Under this task are some entries; return every one of them exactly.

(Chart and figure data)
⟨

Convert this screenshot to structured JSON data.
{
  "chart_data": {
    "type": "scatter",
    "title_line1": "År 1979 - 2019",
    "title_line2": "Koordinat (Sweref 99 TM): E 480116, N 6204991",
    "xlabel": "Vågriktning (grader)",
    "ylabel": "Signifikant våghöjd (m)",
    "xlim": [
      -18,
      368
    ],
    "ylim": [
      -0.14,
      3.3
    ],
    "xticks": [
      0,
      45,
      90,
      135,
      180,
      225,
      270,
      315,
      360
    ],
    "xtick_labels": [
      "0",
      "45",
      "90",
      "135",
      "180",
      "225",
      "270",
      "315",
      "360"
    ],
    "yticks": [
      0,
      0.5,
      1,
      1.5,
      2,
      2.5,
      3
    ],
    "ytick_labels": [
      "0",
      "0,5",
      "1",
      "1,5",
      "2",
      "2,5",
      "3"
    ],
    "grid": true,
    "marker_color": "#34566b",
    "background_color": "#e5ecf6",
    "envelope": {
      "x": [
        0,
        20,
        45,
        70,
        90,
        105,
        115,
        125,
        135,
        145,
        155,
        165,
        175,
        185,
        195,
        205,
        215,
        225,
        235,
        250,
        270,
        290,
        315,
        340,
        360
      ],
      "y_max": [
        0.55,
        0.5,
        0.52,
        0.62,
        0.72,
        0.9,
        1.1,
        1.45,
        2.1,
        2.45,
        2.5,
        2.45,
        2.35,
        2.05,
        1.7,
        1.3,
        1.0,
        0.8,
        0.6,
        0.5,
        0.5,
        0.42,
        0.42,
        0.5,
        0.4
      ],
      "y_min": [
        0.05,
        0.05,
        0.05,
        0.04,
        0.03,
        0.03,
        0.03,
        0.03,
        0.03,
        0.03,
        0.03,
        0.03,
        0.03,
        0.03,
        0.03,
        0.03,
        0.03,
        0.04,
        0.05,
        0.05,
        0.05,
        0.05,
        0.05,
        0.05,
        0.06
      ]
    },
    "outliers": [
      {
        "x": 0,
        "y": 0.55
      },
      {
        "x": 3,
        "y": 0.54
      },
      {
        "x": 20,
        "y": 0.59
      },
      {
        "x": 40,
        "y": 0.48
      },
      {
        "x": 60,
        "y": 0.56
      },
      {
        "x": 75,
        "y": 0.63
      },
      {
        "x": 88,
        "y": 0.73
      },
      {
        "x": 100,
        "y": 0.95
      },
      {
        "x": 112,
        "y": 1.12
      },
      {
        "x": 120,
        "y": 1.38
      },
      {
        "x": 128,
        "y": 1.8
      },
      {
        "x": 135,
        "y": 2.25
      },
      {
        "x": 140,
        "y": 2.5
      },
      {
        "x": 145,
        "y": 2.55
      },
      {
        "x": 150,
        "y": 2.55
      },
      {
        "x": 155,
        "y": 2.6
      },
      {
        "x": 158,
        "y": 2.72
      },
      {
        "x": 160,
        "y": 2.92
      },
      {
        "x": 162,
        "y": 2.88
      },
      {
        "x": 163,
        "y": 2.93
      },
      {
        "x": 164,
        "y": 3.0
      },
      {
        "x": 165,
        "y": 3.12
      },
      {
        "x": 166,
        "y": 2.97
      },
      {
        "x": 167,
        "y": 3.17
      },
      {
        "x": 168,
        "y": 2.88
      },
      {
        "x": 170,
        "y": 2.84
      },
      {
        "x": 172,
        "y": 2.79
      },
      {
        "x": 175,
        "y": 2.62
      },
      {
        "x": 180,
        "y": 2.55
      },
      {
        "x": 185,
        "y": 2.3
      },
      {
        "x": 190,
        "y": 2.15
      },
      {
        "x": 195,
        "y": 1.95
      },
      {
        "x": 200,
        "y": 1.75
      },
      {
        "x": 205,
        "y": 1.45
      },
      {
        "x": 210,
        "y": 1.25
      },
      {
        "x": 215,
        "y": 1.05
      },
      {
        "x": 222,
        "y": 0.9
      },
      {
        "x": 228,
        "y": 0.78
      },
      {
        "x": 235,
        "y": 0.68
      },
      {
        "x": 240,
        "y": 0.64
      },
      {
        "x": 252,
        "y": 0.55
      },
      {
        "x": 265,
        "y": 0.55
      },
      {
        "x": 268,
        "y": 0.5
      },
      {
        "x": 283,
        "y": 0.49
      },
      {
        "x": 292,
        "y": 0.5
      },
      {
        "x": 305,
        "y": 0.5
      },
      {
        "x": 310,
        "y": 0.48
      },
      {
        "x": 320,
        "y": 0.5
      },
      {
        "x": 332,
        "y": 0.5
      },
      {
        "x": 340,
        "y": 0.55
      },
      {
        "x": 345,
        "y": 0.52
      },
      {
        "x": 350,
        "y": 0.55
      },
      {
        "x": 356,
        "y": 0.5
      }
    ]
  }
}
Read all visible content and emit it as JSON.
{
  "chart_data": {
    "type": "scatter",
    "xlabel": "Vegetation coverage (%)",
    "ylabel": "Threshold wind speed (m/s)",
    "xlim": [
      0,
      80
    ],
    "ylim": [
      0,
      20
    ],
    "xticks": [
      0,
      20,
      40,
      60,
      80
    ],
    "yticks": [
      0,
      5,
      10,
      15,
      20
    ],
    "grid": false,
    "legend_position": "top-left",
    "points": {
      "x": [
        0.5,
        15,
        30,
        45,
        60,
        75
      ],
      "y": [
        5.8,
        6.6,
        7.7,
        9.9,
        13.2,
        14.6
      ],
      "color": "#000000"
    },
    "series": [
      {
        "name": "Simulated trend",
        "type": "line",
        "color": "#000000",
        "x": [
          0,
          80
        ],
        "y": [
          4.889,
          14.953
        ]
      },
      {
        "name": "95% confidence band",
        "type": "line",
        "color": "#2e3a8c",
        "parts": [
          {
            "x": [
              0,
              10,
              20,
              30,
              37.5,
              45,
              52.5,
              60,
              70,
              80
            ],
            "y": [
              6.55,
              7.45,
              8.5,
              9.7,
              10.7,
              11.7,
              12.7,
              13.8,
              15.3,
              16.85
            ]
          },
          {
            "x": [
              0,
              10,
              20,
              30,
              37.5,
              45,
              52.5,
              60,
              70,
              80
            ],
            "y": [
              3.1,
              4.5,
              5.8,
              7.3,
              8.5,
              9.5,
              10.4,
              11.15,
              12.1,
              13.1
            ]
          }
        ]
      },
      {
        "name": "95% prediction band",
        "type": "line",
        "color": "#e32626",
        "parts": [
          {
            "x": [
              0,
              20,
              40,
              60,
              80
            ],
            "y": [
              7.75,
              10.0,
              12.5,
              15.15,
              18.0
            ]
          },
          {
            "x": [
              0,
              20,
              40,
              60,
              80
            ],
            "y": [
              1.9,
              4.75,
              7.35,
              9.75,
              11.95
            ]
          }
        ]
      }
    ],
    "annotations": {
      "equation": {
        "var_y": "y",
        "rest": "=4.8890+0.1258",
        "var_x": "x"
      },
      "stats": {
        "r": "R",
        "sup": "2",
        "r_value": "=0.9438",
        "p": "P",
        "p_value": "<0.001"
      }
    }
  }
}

⟩

Reply to the exercise:
Convert this screenshot to structured JSON data.
{
  "chart_data": {
    "type": "scatter",
    "title_line1": "År 1979 - 2019",
    "title_line2": "Koordinat (Sweref 99 TM): E 480116, N 6204991",
    "xlabel": "Vågriktning (grader)",
    "ylabel": "Signifikant våghöjd (m)",
    "xlim": [
      -18,
      368
    ],
    "ylim": [
      -0.14,
      3.3
    ],
    "xticks": [
      0,
      45,
      90,
      135,
      180,
      225,
      270,
      315,
      360
    ],
    "xtick_labels": [
      "0",
      "45",
      "90",
      "135",
      "180",
      "225",
      "270",
      "315",
      "360"
    ],
    "yticks": [
      0,
      0.5,
      1,
      1.5,
      2,
      2.5,
      3
    ],
    "ytick_labels": [
      "0",
      "0,5",
      "1",
      "1,5",
      "2",
      "2,5",
      "3"
    ],
    "grid": true,
    "marker_color": "#34566b",
    "background_color": "#e5ecf6",
    "envelope": {
      "x": [
        0,
        20,
        45,
        70,
        90,
        105,
        115,
        125,
        135,
        145,
        155,
        165,
        175,
        185,
        195,
        205,
        215,
        225,
        235,
        250,
        270,
        290,
        315,
        340,
        360
      ],
      "y_max": [
        0.55,
        0.5,
        0.52,
        0.62,
        0.72,
        0.9,
        1.1,
        1.45,
        2.1,
        2.45,
        2.5,
        2.45,
        2.35,
        2.05,
        1.7,
        1.3,
        1.0,
        0.8,
        0.6,
        0.5,
        0.5,
        0.42,
        0.42,
        0.5,
        0.4
      ],
      "y_min": [
        0.05,
        0.05,
        0.05,
        0.04,
        0.03,
        0.03,
        0.03,
        0.03,
        0.03,
        0.03,
        0.03,
        0.03,
        0.03,
        0.03,
        0.03,
        0.03,
        0.03,
        0.04,
        0.05,
        0.05,
        0.05,
        0.05,
        0.05,
        0.05,
        0.06
      ]
    },
    "outliers": [
      {
        "x": 0,
        "y": 0.55
      },
      {
        "x": 3,
        "y": 0.54
      },
      {
        "x": 20,
        "y": 0.59
      },
      {
        "x": 40,
        "y": 0.48
      },
      {
        "x": 60,
        "y": 0.56
      },
      {
        "x": 75,
        "y": 0.63
      },
      {
        "x": 88,
        "y": 0.73
      },
      {
        "x": 100,
        "y": 0.95
      },
      {
        "x": 112,
        "y": 1.12
      },
      {
        "x": 120,
        "y": 1.38
      },
      {
        "x": 128,
        "y": 1.8
      },
      {
        "x": 135,
        "y": 2.25
      },
      {
        "x": 140,
        "y": 2.5
      },
      {
        "x": 145,
        "y": 2.55
      },
      {
        "x": 150,
        "y": 2.55
      },
      {
        "x": 155,
        "y": 2.6
      },
      {
        "x": 158,
        "y": 2.72
      },
      {
        "x": 160,
        "y": 2.92
      },
      {
        "x": 162,
        "y": 2.88
      },
      {
        "x": 163,
        "y": 2.93
      },
      {
        "x": 164,
        "y": 3.0
      },
      {
        "x": 165,
        "y": 3.12
      },
      {
        "x": 166,
        "y": 2.97
      },
      {
        "x": 167,
        "y": 3.17
      },
      {
        "x": 168,
        "y": 2.88
      },
      {
        "x": 170,
        "y": 2.84
      },
      {
        "x": 172,
        "y": 2.79
      },
      {
        "x": 175,
        "y": 2.62
      },
      {
        "x": 180,
        "y": 2.55
      },
      {
        "x": 185,
        "y": 2.3
      },
      {
        "x": 190,
        "y": 2.15
      },
      {
        "x": 195,
        "y": 1.95
      },
      {
        "x": 200,
        "y": 1.75
      },
      {
        "x": 205,
        "y": 1.45
      },
      {
        "x": 210,
        "y": 1.25
      },
      {
        "x": 215,
        "y": 1.05
      },
      {
        "x": 222,
        "y": 0.9
      },
      {
        "x": 228,
        "y": 0.78
      },
      {
        "x": 235,
        "y": 0.68
      },
      {
        "x": 240,
        "y": 0.64
      },
      {
        "x": 252,
        "y": 0.55
      },
      {
        "x": 265,
        "y": 0.55
      },
      {
        "x": 268,
        "y": 0.5
      },
      {
        "x": 283,
        "y": 0.49
      },
      {
        "x": 292,
        "y": 0.5
      },
      {
        "x": 305,
        "y": 0.5
      },
      {
        "x": 310,
        "y": 0.48
      },
      {
        "x": 320,
        "y": 0.5
      },
      {
        "x": 332,
        "y": 0.5
      },
      {
        "x": 340,
        "y": 0.55
      },
      {
        "x": 345,
        "y": 0.52
      },
      {
        "x": 350,
        "y": 0.55
      },
      {
        "x": 356,
        "y": 0.5
      }
    ]
  }
}
Read all visible content and emit it as JSON.
{
  "chart_data": {
    "type": "scatter",
    "xlabel": "Vegetation coverage (%)",
    "ylabel": "Threshold wind speed (m/s)",
    "xlim": [
      0,
      80
    ],
    "ylim": [
      0,
      20
    ],
    "xticks": [
      0,
      20,
      40,
      60,
      80
    ],
    "yticks": [
      0,
      5,
      10,
      15,
      20
    ],
    "grid": false,
    "legend_position": "top-left",
    "points": {
      "x": [
        0.5,
        15,
        30,
        45,
        60,
        75
      ],
      "y": [
        5.8,
        6.6,
        7.7,
        9.9,
        13.2,
        14.6
      ],
      "color": "#000000"
    },
    "series": [
      {
        "name": "Simulated trend",
        "type": "line",
        "color": "#000000",
        "x": [
          0,
          80
        ],
        "y": [
          4.889,
          14.953
        ]
      },
      {
        "name": "95% confidence band",
        "type": "line",
        "color": "#2e3a8c",
        "parts": [
          {
            "x": [
              0,
              10,
              20,
              30,
              37.5,
              45,
              52.5,
              60,
              70,
              80
            ],
            "y": [
              6.55,
              7.45,
              8.5,
              9.7,
              10.7,
              11.7,
              12.7,
              13.8,
              15.3,
              16.85
            ]
          },
          {
            "x": [
              0,
              10,
              20,
              30,
              37.5,
              45,
              52.5,
              60,
              70,
              80
            ],
            "y": [
              3.1,
              4.5,
              5.8,
              7.3,
              8.5,
              9.5,
              10.4,
              11.15,
              12.1,
              13.1
            ]
          }
        ]
      },
      {
        "name": "95% prediction band",
        "type": "line",
        "color": "#e32626",
        "parts": [
          {
            "x": [
              0,
              20,
              40,
              60,
              80
            ],
            "y": [
              7.75,
              10.0,
              12.5,
              15.15,
              18.0
            ]
          },
          {
            "x": [
              0,
              20,
              40,
              60,
              80
            ],
            "y": [
              1.9,
              4.75,
              7.35,
              9.75,
              11.95
            ]
          }
        ]
      }
    ],
    "annotations": {
      "equation": {
        "var_y": "y",
        "rest": "=4.8890+0.1258",
        "var_x": "x"
      },
      "stats": {
        "r": "R",
        "sup": "2",
        "r_value": "=0.9438",
        "p": "P",
        "p_value": "<0.001"
      }
    }
  }
}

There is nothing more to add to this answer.